WHAT THIS TASK INVOLVES.
Repeat the records exactly. Every line must match.

ROWS.
========

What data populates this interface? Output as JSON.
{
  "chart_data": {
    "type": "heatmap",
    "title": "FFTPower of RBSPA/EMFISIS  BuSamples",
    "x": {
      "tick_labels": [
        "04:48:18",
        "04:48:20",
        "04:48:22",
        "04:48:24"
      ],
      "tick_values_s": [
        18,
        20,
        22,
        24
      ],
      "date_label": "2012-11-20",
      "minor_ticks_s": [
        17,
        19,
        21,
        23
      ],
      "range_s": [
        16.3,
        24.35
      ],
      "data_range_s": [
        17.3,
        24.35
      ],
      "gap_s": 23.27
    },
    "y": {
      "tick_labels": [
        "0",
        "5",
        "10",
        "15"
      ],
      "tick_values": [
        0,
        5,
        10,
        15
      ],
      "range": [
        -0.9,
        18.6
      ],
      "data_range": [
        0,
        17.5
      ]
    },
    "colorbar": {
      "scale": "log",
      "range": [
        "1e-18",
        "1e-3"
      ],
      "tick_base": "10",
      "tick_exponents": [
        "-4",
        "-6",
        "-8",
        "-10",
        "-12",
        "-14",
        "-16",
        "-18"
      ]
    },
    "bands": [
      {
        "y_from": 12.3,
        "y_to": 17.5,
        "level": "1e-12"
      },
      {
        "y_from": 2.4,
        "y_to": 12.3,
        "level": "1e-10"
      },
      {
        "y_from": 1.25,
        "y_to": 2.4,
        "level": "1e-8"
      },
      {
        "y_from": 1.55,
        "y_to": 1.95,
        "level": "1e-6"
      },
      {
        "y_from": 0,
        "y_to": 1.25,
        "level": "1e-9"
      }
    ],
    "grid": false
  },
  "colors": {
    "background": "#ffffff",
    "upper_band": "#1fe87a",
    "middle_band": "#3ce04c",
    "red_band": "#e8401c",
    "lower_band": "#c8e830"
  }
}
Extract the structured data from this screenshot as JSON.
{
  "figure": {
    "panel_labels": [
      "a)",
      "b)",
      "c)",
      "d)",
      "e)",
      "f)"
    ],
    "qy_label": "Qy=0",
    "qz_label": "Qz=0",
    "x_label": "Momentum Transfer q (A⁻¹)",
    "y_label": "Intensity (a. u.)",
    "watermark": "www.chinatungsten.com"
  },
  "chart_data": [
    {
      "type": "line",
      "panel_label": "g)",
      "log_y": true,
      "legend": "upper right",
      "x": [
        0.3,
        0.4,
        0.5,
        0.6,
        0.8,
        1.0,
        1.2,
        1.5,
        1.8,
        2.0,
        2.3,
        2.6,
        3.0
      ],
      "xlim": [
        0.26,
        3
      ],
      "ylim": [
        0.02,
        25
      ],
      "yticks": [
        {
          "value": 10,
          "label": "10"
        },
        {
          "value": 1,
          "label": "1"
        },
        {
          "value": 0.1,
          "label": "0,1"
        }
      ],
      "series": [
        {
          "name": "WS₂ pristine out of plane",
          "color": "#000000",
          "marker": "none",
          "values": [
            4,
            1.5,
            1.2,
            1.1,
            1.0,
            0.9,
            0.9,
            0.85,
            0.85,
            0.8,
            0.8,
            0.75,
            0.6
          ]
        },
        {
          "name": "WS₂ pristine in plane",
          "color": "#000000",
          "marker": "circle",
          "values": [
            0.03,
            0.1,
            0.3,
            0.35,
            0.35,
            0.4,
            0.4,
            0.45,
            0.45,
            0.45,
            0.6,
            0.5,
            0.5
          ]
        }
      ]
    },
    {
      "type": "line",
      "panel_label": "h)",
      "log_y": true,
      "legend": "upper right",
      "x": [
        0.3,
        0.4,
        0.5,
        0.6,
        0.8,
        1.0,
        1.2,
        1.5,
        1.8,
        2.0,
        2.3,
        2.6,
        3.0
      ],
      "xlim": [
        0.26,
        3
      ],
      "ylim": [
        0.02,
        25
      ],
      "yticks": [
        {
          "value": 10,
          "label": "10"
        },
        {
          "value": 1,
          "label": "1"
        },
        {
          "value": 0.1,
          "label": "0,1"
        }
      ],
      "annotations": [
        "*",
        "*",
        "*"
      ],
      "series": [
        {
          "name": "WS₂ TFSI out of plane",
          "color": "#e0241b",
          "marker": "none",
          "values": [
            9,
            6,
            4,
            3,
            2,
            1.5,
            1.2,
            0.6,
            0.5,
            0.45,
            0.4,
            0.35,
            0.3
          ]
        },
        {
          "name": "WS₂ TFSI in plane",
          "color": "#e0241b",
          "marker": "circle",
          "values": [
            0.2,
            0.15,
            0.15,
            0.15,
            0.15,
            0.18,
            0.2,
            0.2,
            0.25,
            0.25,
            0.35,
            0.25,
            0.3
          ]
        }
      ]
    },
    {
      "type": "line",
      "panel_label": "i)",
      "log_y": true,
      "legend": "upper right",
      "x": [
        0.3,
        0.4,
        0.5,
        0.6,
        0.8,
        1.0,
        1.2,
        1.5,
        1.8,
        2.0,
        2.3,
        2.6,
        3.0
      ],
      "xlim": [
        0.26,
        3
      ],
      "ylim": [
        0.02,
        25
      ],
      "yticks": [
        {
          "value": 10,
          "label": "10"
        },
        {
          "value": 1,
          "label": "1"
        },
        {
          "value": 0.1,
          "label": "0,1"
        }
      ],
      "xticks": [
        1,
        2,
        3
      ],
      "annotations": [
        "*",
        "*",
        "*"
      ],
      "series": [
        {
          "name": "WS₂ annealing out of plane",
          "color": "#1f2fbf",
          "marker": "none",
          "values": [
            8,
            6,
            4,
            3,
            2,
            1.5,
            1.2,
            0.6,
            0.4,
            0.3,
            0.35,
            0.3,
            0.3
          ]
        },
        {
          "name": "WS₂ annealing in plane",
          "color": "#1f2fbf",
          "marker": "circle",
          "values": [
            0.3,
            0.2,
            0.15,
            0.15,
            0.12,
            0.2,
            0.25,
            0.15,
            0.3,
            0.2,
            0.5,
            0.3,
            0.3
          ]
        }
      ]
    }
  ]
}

========

WRITTEN REPLY.
What data populates this interface? Output as JSON.
{
  "chart_data": {
    "type": "heatmap",
    "title": "FFTPower of RBSPA/EMFISIS  BuSamples",
    "x": {
      "tick_labels": [
        "04:48:18",
        "04:48:20",
        "04:48:22",
        "04:48:24"
      ],
      "tick_values_s": [
        18,
        20,
        22,
        24
      ],
      "date_label": "2012-11-20",
      "minor_ticks_s": [
        17,
        19,
        21,
        23
      ],
      "range_s": [
        16.3,
        24.35
      ],
      "data_range_s": [
        17.3,
        24.35
      ],
      "gap_s": 23.27
    },
    "y": {
      "tick_labels": [
        "0",
        "5",
        "10",
        "15"
      ],
      "tick_values": [
        0,
        5,
        10,
        15
      ],
      "range": [
        -0.9,
        18.6
      ],
      "data_range": [
        0,
        17.5
      ]
    },
    "colorbar": {
      "scale": "log",
      "range": [
        "1e-18",
        "1e-3"
      ],
      "tick_base": "10",
      "tick_exponents": [
        "-4",
        "-6",
        "-8",
        "-10",
        "-12",
        "-14",
        "-16",
        "-18"
      ]
    },
    "bands": [
      {
        "y_from": 12.3,
        "y_to": 17.5,
        "level": "1e-12"
      },
      {
        "y_from": 2.4,
        "y_to": 12.3,
        "level": "1e-10"
      },
      {
        "y_from": 1.25,
        "y_to": 2.4,
        "level": "1e-8"
      },
      {
        "y_from": 1.55,
        "y_to": 1.95,
        "level": "1e-6"
      },
      {
        "y_from": 0,
        "y_to": 1.25,
        "level": "1e-9"
      }
    ],
    "grid": false
  },
  "colors": {
    "background": "#ffffff",
    "upper_band": "#1fe87a",
    "middle_band": "#3ce04c",
    "red_band": "#e8401c",
    "lower_band": "#c8e830"
  }
}
Extract the structured data from this screenshot as JSON.
{
  "figure": {
    "panel_labels": [
      "a)",
      "b)",
      "c)",
      "d)",
      "e)",
      "f)"
    ],
    "qy_label": "Qy=0",
    "qz_label": "Qz=0",
    "x_label": "Momentum Transfer q (A⁻¹)",
    "y_label": "Intensity (a. u.)",
    "watermark": "www.chinatungsten.com"
  },
  "chart_data": [
    {
      "type": "line",
      "panel_label": "g)",
      "log_y": true,
      "legend": "upper right",
      "x": [
        0.3,
        0.4,
        0.5,
        0.6,
        0.8,
        1.0,
        1.2,
        1.5,
        1.8,
        2.0,
        2.3,
        2.6,
        3.0
      ],
      "xlim": [
        0.26,
        3
      ],
      "ylim": [
        0.02,
        25
      ],
      "yticks": [
        {
          "value": 10,
          "label": "10"
        },
        {
          "value": 1,
          "label": "1"
        },
        {
          "value": 0.1,
          "label": "0,1"
        }
      ],
      "series": [
        {
          "name": "WS₂ pristine out of plane",
          "color": "#000000",
          "marker": "none",
          "values": [
            4,
            1.5,
            1.2,
            1.1,
            1.0,
            0.9,
            0.9,
            0.85,
            0.85,
            0.8,
            0.8,
            0.75,
            0.6
          ]
        },
        {
          "name": "WS₂ pristine in plane",
          "color": "#000000",
          "marker": "circle",
          "values": [
            0.03,
            0.1,
            0.3,
            0.35,
            0.35,
            0.4,
            0.4,
            0.45,
            0.45,
            0.45,
            0.6,
            0.5,
            0.5
          ]
        }
      ]
    },
    {
      "type": "line",
      "panel_label": "h)",
      "log_y": true,
      "legend": "upper right",
      "x": [
        0.3,
        0.4,
        0.5,
        0.6,
        0.8,
        1.0,
        1.2,
        1.5,
        1.8,
        2.0,
        2.3,
        2.6,
        3.0
      ],
      "xlim": [
        0.26,
        3
      ],
      "ylim": [
        0.02,
        25
      ],
      "yticks": [
        {
          "value": 10,
          "label": "10"
        },
        {
          "value": 1,
          "label": "1"
        },
        {
          "value": 0.1,
          "label": "0,1"
        }
      ],
      "annotations": [
        "*",
        "*",
        "*"
      ],
      "series": [
        {
          "name": "WS₂ TFSI out of plane",
          "color": "#e0241b",
          "marker": "none",
          "values": [
            9,
            6,
            4,
            3,
            2,
            1.5,
            1.2,
            0.6,
            0.5,
            0.45,
            0.4,
            0.35,
            0.3
          ]
        },
        {
          "name": "WS₂ TFSI in plane",
          "color": "#e0241b",
          "marker": "circle",
          "values": [
            0.2,
            0.15,
            0.15,
            0.15,
            0.15,
            0.18,
            0.2,
            0.2,
            0.25,
            0.25,
            0.35,
            0.25,
            0.3
          ]
        }
      ]
    },
    {
      "type": "line",
      "panel_label": "i)",
      "log_y": true,
      "legend": "upper right",
      "x": [
        0.3,
        0.4,
        0.5,
        0.6,
        0.8,
        1.0,
        1.2,
        1.5,
        1.8,
        2.0,
        2.3,
        2.6,
        3.0
      ],
      "xlim": [
        0.26,
        3
      ],
      "ylim": [
        0.02,
        25
      ],
      "yticks": [
        {
          "value": 10,
          "label": "10"
        },
        {
          "value": 1,
          "label": "1"
        },
        {
          "value": 0.1,
          "label": "0,1"
        }
      ],
      "xticks": [
        1,
        2,
        3
      ],
      "annotations": [
        "*",
        "*",
        "*"
      ],
      "series": [
        {
          "name": "WS₂ annealing out of plane",
          "color": "#1f2fbf",
          "marker": "none",
          "values": [
            8,
            6,
            4,
            3,
            2,
            1.5,
            1.2,
            0.6,
            0.4,
            0.3,
            0.35,
            0.3,
            0.3
          ]
        },
        {
          "name": "WS₂ annealing in plane",
          "color": "#1f2fbf",
          "marker": "circle",
          "values": [
            0.3,
            0.2,
            0.15,
            0.15,
            0.12,
            0.2,
            0.25,
            0.15,
            0.3,
            0.2,
            0.5,
            0.3,
            0.3
          ]
        }
      ]
    }
  ]
}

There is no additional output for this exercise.